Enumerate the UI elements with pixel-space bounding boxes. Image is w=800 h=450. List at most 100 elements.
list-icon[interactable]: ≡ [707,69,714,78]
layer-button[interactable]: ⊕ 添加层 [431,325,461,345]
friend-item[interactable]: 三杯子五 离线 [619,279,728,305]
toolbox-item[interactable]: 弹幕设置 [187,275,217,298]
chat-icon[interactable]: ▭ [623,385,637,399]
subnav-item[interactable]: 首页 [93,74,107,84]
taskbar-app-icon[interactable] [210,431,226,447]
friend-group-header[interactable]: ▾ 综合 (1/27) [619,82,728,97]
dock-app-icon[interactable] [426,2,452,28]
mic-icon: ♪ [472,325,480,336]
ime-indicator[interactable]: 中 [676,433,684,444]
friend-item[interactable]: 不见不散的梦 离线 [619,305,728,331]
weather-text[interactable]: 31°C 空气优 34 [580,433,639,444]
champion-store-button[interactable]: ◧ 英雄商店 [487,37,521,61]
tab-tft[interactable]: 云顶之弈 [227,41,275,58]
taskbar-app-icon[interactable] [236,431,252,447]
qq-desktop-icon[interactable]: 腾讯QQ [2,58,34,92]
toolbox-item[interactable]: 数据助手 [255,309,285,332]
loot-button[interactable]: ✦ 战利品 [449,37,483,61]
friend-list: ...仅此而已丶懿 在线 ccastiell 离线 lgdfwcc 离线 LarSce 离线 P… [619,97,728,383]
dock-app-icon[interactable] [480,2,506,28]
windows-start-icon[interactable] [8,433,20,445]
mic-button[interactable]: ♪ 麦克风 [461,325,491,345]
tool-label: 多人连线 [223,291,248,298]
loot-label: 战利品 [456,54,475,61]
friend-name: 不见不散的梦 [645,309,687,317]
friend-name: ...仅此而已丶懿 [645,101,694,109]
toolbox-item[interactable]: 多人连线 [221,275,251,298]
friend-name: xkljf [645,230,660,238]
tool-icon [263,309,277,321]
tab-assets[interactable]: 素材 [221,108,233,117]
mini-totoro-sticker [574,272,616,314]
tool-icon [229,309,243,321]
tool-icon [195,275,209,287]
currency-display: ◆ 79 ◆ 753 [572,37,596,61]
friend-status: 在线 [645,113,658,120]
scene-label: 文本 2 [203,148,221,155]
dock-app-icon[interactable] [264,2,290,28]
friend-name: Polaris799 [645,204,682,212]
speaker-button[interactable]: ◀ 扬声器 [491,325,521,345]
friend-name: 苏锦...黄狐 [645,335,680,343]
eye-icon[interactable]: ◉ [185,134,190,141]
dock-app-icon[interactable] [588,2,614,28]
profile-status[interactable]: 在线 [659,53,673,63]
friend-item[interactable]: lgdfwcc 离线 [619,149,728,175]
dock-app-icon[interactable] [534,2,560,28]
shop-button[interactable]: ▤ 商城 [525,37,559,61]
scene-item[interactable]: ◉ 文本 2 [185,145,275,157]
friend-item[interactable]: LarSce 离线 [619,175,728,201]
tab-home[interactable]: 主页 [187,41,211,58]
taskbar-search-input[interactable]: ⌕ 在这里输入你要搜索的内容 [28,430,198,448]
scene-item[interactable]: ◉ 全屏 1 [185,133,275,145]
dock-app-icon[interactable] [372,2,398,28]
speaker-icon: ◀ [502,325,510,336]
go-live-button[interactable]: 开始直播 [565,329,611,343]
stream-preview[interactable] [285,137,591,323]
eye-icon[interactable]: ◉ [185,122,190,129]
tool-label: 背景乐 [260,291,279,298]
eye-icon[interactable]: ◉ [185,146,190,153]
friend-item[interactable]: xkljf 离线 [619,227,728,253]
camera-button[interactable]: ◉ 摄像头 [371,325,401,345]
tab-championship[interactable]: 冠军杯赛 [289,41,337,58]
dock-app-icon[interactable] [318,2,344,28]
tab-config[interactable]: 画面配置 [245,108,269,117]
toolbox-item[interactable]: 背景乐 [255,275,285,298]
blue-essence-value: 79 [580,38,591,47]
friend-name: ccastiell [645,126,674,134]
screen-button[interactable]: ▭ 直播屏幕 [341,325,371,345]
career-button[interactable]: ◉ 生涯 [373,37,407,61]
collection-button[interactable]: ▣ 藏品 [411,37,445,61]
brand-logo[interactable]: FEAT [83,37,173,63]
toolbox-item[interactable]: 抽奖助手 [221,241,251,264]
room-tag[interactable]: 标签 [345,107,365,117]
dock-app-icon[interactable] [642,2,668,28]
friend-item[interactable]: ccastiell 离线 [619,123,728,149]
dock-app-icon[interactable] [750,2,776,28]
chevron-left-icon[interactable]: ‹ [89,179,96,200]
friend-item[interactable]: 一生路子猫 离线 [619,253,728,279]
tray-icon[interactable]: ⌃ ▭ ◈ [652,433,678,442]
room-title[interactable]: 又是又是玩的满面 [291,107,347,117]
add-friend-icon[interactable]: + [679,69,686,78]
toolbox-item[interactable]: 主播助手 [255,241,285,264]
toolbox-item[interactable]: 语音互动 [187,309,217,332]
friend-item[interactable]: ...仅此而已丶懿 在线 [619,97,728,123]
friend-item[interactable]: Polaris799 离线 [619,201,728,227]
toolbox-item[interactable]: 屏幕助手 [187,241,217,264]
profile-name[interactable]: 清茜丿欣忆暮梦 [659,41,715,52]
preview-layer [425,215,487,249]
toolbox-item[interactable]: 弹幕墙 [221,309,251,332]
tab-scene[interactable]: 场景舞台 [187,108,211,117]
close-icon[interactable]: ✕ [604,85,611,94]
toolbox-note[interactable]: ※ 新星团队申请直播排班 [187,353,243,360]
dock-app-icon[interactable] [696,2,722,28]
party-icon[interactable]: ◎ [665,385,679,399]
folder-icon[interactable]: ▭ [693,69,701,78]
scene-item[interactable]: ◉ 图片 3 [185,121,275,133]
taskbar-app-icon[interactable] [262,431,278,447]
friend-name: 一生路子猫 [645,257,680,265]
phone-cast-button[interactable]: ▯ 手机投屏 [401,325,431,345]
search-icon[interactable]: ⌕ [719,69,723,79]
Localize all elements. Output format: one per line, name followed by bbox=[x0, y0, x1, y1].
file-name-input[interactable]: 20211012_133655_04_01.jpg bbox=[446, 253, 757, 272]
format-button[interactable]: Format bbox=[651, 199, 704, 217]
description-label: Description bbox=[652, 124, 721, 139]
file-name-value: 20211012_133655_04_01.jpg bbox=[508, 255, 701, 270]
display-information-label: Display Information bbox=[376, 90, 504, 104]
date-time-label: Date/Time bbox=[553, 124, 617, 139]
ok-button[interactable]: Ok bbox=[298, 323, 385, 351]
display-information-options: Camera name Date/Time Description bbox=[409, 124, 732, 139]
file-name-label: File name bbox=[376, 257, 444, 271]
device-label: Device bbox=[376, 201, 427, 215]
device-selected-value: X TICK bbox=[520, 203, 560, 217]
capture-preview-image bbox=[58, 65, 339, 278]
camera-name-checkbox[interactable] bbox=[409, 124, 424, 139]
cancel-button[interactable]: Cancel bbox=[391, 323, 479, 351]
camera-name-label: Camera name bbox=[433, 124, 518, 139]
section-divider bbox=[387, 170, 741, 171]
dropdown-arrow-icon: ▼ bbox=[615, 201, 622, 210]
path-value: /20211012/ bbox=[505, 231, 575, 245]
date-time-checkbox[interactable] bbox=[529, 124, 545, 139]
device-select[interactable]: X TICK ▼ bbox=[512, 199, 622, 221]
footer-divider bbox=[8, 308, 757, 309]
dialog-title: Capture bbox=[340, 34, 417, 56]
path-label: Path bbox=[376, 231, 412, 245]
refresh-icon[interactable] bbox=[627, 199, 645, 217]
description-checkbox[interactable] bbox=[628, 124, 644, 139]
————————
WRITTEN PROBLEM: Can you transcribe the lines starting with the first one and going on through the line with "chat-icon[interactable]: ▭ [623,385,637,399]", both included, without changing a character?

RIGHT ANSWER:
Enumerate the UI elements with pixel-space bounding boxes. Image is w=800 h=450. List at most 100 elements.
list-icon[interactable]: ≡ [707,69,714,78]
layer-button[interactable]: ⊕ 添加层 [431,325,461,345]
friend-item[interactable]: 三杯子五 离线 [619,279,728,305]
toolbox-item[interactable]: 弹幕设置 [187,275,217,298]
chat-icon[interactable]: ▭ [623,385,637,399]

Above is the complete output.